Stated problem - Check each line of the records for "this"; collect those that have it.

····················

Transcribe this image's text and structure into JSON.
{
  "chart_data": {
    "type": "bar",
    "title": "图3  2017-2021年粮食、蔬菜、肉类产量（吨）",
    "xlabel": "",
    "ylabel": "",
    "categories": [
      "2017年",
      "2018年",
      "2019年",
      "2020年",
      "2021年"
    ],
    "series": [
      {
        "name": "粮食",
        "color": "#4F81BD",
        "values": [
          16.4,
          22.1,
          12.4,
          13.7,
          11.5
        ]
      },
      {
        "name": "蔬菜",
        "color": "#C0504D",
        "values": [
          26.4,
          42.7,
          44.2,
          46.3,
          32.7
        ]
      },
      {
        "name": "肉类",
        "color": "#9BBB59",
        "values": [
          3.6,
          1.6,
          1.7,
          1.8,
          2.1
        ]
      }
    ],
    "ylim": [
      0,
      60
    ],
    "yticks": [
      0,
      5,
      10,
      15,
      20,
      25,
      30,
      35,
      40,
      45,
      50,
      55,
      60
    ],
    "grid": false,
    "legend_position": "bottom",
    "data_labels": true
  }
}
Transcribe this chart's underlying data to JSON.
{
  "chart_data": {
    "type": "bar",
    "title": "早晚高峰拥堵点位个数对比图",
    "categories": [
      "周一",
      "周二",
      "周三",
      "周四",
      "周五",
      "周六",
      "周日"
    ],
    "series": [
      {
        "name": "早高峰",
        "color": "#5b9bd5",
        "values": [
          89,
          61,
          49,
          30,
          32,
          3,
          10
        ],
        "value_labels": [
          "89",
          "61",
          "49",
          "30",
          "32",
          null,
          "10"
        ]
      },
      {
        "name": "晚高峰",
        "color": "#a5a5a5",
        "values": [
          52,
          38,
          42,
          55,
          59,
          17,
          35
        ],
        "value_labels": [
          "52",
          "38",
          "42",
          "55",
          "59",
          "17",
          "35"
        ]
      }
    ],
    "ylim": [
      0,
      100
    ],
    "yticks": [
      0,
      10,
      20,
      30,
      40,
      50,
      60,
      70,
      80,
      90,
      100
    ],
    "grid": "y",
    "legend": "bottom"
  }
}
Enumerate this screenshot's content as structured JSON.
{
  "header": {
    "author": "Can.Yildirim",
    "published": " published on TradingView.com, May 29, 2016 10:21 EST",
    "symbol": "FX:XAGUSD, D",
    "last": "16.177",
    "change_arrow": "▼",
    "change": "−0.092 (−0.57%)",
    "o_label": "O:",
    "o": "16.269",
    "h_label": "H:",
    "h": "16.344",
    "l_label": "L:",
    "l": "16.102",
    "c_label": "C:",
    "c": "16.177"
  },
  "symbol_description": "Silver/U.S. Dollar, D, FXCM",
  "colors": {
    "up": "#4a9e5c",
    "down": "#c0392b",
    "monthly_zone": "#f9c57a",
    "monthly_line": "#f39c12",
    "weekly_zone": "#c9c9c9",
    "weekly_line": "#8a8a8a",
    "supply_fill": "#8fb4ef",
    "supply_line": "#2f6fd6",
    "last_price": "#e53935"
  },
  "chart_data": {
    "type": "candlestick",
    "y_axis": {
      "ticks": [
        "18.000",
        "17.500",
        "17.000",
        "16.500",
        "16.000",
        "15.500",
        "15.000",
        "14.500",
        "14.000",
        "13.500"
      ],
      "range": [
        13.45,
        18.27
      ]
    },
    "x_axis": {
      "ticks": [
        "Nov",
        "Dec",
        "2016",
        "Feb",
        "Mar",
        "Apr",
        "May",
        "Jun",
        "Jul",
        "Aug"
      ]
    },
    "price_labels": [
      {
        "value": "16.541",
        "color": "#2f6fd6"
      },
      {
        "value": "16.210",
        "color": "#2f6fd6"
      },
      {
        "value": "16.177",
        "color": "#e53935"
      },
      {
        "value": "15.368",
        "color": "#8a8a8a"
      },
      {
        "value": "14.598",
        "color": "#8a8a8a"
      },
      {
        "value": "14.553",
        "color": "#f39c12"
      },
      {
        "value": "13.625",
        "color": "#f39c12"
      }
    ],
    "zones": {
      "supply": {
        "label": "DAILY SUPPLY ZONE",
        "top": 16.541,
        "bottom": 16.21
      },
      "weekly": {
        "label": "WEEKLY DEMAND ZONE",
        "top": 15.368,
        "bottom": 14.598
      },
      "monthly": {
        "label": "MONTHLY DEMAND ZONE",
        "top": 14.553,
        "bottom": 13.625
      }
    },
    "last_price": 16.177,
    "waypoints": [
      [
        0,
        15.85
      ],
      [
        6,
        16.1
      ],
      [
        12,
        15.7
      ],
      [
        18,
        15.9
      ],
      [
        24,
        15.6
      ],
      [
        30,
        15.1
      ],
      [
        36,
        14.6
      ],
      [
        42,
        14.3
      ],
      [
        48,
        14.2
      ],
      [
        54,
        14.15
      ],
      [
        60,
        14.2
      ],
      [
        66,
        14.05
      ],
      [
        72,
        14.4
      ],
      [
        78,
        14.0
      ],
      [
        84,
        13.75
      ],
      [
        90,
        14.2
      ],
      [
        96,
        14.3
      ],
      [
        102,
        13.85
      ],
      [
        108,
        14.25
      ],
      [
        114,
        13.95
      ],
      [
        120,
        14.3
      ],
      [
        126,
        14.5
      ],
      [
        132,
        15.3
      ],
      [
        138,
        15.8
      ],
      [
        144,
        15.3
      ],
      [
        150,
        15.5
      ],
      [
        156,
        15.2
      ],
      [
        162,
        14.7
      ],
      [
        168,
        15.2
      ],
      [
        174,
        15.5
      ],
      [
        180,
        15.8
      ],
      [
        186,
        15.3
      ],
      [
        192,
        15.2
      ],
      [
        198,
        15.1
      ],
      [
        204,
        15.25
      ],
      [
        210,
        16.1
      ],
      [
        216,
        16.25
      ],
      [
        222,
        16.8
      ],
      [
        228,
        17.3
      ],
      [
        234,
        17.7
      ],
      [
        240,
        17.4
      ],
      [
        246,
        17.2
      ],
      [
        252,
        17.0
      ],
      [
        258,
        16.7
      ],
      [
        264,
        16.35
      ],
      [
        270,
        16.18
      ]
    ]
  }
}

····················

Task result -
Transcribe this image's text and structure into JSON.
Transcribe this chart's underlying data to JSON.
Enumerate this screenshot's content as structured JSON.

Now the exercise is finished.